— Written exercise —
Format the rows starting at the line containing "q14-cell-c: C. [424, 462, 506, 524]" and ending at the line containing "q11-a: A.放大镜 [140, 229, 283, 261]" as a JSON list of strings, one string per line, with blank lines left out.

* begin Dataset excerpts *

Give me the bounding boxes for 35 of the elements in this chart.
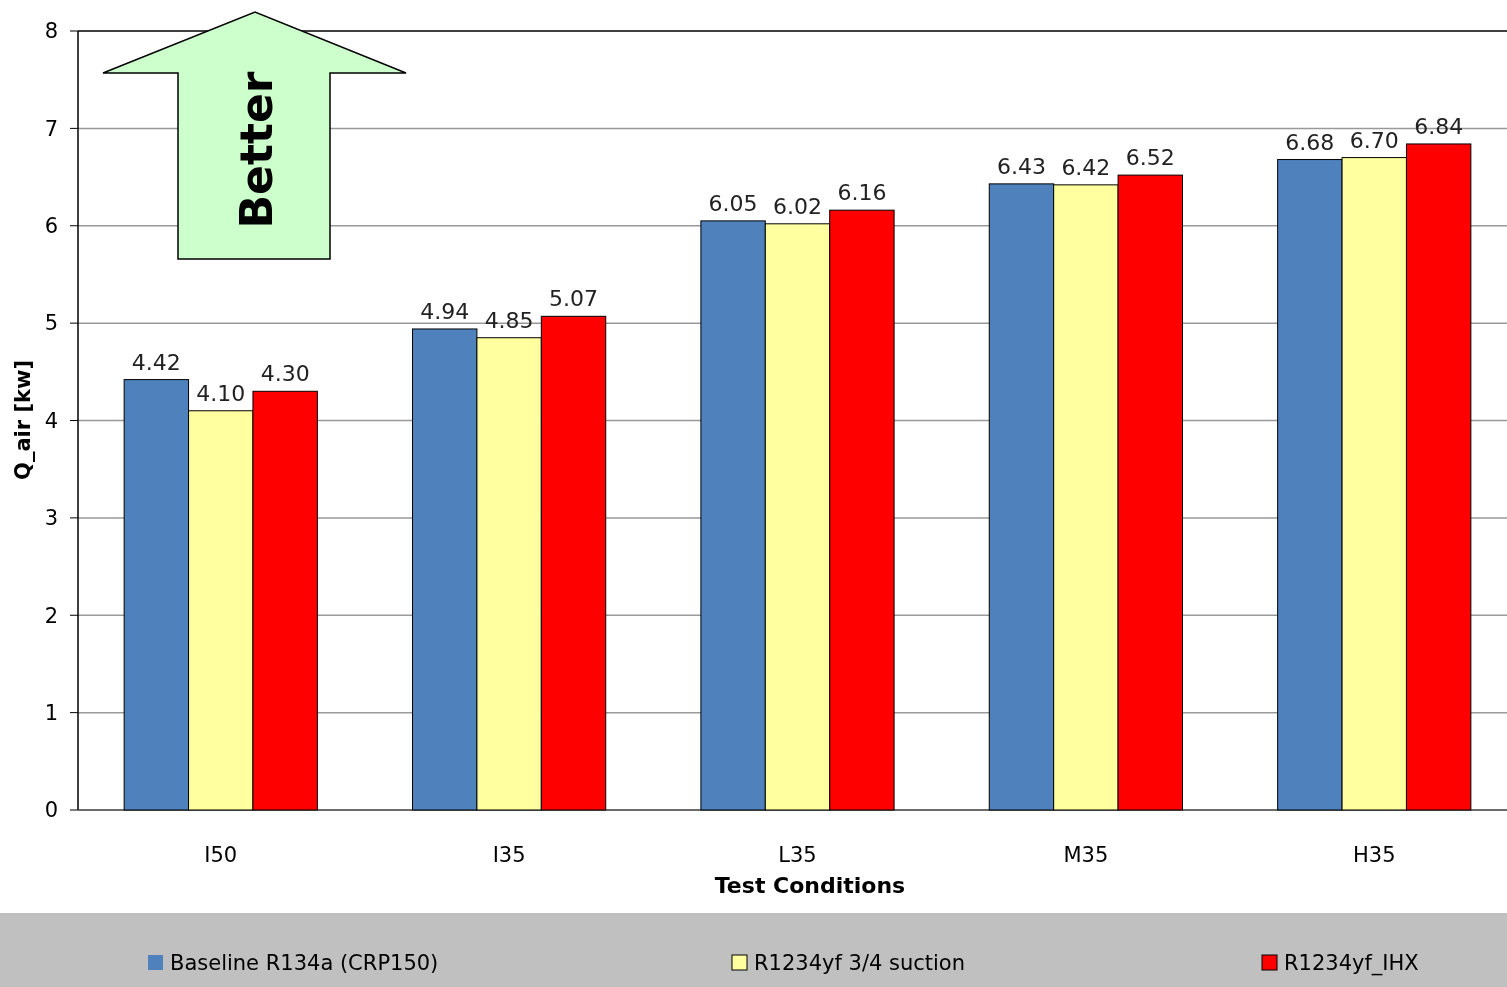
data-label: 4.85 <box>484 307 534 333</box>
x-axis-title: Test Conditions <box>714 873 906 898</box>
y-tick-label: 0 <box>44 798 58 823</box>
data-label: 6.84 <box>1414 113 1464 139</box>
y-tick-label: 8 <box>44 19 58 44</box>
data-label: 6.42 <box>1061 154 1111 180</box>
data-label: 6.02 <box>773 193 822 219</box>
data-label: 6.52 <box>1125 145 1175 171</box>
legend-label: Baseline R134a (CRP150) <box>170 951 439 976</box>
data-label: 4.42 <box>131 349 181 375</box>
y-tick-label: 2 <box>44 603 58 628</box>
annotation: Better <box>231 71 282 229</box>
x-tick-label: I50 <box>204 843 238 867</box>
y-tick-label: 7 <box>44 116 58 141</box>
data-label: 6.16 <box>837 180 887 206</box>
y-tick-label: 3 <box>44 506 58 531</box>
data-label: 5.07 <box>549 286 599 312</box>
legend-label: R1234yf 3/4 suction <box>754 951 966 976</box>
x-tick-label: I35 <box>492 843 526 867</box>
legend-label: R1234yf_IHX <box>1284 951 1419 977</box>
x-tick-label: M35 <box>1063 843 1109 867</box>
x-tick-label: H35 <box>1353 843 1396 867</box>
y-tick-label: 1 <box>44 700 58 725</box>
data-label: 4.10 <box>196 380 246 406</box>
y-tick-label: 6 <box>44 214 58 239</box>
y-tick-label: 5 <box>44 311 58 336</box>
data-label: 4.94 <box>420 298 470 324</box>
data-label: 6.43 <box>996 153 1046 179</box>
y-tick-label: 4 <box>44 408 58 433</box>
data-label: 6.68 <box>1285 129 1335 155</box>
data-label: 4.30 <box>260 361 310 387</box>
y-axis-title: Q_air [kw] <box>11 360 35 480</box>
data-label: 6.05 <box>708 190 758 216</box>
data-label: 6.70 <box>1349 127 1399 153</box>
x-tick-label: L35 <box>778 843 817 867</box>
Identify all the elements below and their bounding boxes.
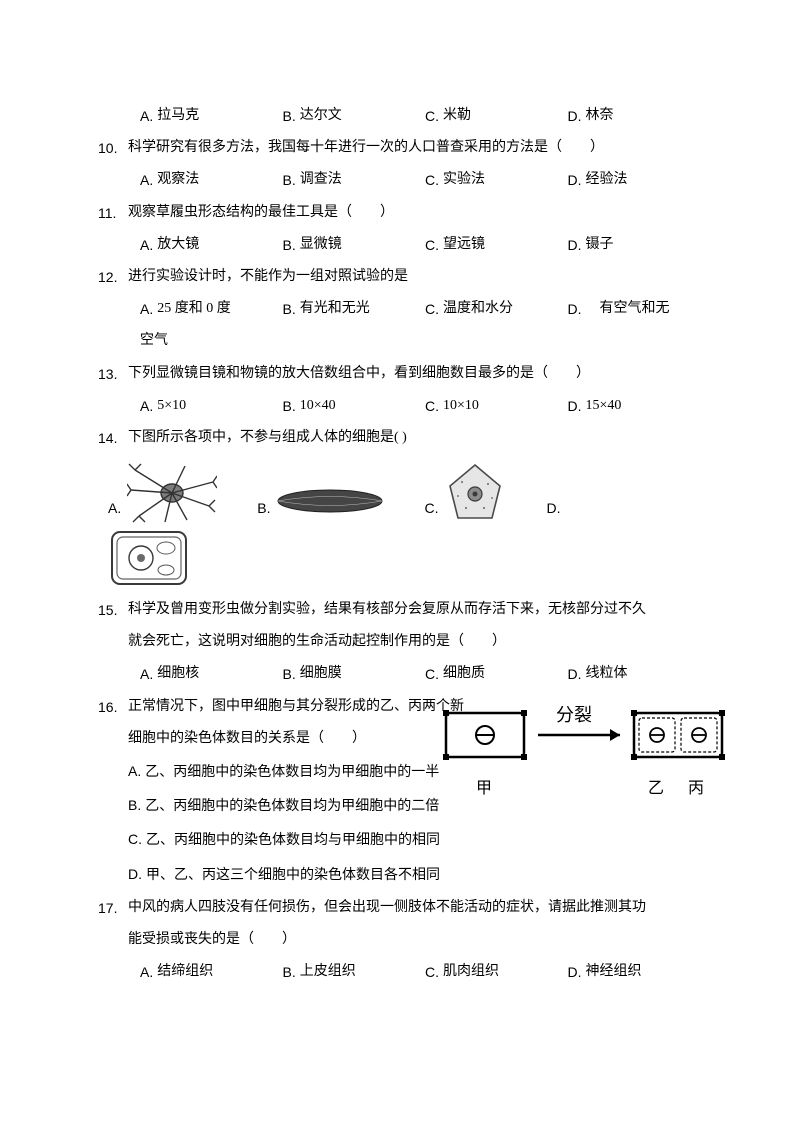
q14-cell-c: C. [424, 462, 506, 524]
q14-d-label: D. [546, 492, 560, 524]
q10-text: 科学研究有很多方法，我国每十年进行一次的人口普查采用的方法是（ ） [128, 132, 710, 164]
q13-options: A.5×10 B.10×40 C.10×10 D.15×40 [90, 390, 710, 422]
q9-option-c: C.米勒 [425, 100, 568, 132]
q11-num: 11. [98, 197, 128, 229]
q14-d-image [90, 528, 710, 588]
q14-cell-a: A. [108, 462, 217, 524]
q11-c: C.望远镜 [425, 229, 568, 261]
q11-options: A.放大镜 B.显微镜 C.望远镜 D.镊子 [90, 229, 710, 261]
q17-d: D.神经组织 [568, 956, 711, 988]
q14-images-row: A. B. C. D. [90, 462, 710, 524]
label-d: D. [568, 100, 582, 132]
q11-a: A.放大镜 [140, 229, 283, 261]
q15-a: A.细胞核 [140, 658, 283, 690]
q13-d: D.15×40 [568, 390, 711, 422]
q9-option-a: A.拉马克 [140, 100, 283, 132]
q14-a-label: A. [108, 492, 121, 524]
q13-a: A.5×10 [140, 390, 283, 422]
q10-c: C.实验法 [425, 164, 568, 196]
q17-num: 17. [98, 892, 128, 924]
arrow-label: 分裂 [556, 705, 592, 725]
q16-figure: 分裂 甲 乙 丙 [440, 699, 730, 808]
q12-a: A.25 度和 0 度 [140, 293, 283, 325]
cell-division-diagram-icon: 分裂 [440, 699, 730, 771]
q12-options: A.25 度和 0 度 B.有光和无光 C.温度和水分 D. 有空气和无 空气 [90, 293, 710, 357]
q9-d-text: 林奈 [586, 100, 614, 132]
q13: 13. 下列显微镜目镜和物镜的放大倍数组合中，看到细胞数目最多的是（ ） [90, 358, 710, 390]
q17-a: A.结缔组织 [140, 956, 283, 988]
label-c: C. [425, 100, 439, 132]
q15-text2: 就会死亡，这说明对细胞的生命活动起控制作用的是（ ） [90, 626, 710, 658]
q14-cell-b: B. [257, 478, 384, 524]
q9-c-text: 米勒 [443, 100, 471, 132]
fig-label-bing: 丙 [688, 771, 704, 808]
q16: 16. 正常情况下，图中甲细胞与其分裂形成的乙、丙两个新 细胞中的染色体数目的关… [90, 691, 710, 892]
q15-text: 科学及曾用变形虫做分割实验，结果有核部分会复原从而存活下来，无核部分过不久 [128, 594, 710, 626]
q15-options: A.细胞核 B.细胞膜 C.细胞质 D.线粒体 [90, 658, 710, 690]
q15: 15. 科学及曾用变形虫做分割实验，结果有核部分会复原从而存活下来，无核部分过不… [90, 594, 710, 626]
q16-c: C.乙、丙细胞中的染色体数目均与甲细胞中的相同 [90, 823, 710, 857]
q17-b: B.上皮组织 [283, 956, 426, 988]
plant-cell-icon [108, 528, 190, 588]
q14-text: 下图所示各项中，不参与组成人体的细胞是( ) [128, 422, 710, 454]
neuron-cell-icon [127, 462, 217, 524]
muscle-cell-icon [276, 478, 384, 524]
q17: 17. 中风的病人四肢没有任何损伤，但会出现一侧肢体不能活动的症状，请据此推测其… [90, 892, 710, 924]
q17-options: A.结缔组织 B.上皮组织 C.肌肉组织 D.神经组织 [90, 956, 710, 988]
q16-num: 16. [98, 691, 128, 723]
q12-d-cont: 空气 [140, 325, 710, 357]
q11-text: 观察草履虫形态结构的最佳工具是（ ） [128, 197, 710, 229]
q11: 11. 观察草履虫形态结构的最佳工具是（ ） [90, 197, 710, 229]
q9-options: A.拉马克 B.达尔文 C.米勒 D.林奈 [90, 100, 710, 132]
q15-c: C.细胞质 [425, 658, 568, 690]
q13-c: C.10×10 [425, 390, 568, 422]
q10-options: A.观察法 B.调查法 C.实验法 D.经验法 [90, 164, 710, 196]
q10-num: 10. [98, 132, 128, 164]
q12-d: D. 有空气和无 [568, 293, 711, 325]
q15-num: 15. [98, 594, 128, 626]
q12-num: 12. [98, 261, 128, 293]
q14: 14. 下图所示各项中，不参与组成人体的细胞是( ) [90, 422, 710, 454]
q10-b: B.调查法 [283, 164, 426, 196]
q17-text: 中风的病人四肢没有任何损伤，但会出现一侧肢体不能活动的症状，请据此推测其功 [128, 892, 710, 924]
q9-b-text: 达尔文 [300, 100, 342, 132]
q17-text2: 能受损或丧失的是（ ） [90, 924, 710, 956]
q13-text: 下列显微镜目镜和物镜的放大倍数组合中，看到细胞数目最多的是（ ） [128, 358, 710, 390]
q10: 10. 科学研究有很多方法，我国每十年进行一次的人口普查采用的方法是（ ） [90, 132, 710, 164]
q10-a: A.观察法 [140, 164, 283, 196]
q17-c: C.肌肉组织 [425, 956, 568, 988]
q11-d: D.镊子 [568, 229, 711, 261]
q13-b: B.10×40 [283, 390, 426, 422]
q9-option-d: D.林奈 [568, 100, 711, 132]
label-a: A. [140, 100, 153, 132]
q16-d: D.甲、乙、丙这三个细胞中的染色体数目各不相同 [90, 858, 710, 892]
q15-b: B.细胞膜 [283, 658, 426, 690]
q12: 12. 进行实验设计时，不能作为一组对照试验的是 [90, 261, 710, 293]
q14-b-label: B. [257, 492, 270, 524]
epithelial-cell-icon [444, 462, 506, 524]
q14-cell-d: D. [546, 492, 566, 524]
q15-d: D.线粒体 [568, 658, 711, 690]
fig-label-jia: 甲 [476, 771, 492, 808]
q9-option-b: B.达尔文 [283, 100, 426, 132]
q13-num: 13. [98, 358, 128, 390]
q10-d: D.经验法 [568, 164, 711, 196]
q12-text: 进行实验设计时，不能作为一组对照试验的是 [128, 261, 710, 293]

* end Dataset excerpts *

— Answer —
[
  "q14-cell-c: C. [424, 462, 506, 524]",
  "q14-d-label: D. [546, 492, 560, 524]",
  "q10-text: 科学研究有很多方法，我国每十年进行一次的人口普查采用的方法是（ ） [128, 132, 710, 164]",
  "q13-options: A.5×10 B.10×40 C.10×10 D.15×40 [90, 390, 710, 422]",
  "q9-option-c: C.米勒 [425, 100, 568, 132]",
  "q11-num: 11. [98, 197, 128, 229]",
  "q14-d-image [90, 528, 710, 588]",
  "q14-cell-a: A. [108, 462, 217, 524]",
  "q11-c: C.望远镜 [425, 229, 568, 261]",
  "q11-options: A.放大镜 B.显微镜 C.望远镜 D.镊子 [90, 229, 710, 261]",
  "q17-d: D.神经组织 [568, 956, 711, 988]",
  "q14-images-row: A. B. C. D. [90, 462, 710, 524]",
  "label-d: D. [568, 100, 582, 132]",
  "q11-a: A.放大镜 [140, 229, 283, 261]"
]